(Data items)
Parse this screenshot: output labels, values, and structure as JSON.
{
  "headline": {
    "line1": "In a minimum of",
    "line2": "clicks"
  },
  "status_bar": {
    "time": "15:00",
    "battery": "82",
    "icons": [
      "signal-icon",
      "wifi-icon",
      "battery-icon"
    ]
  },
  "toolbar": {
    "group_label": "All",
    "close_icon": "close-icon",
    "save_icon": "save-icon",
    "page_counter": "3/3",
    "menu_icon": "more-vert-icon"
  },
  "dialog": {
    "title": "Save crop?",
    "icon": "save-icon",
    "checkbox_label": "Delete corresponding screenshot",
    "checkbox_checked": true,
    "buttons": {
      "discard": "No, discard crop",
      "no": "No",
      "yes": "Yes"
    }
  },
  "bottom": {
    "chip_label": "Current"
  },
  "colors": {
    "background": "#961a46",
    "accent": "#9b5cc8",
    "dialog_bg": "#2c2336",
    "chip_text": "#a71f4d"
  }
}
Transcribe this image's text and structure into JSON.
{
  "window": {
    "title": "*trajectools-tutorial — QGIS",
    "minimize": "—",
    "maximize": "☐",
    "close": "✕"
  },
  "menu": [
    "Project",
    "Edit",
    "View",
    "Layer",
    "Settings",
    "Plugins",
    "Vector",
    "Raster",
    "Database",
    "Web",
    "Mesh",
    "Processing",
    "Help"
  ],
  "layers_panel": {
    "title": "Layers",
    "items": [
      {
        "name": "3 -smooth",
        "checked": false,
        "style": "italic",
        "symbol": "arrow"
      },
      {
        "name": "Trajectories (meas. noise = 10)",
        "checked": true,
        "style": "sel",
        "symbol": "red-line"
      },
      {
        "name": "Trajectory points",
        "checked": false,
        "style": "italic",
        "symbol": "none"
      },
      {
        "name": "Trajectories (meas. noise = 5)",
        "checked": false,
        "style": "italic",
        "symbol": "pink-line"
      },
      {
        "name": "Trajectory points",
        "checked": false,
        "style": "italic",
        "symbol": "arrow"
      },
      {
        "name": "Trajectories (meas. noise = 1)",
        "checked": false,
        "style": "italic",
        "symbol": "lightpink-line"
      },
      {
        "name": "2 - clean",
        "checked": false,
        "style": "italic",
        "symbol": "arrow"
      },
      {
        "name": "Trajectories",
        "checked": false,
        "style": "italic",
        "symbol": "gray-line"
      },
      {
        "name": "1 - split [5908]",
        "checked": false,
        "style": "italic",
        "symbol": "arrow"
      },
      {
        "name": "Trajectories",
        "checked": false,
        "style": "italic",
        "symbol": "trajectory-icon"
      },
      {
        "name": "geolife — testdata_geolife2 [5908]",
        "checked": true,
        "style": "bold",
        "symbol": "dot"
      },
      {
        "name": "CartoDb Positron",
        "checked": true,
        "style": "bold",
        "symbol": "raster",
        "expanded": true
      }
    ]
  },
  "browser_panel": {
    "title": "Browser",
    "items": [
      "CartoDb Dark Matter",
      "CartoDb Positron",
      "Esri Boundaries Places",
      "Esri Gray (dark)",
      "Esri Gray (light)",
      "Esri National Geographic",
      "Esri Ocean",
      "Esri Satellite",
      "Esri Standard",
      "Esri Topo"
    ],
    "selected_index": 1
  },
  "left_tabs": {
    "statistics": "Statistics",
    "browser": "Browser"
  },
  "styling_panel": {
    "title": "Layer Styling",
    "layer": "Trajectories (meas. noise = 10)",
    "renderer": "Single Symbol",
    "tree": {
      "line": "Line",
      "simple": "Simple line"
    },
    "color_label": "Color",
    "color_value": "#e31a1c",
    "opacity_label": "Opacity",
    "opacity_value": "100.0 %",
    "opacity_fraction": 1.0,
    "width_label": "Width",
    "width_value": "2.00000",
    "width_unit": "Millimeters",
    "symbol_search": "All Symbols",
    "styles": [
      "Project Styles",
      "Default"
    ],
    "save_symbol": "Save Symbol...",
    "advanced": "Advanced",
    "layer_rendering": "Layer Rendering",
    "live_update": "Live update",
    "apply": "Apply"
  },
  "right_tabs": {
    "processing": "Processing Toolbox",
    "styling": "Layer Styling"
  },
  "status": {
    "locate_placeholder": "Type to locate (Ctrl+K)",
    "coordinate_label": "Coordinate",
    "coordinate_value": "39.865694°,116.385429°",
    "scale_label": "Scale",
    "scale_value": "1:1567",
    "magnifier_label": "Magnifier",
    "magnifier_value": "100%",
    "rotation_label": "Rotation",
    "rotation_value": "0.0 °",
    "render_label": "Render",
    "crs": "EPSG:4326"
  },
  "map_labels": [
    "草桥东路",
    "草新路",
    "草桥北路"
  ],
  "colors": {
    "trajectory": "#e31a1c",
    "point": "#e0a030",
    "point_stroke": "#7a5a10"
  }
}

> _WHAT THIS TASK INVOLVES_
Select the lines that carry the string "Esri" and copy them.

> _TASK SOLUTION_
      "Esri Boundaries Places",
      "Esri Gray (dark)",
      "Esri Gray (light)",
      "Esri National Geographic",
      "Esri Ocean",
      "Esri Satellite",
      "Esri Standard",
      "Esri Topo"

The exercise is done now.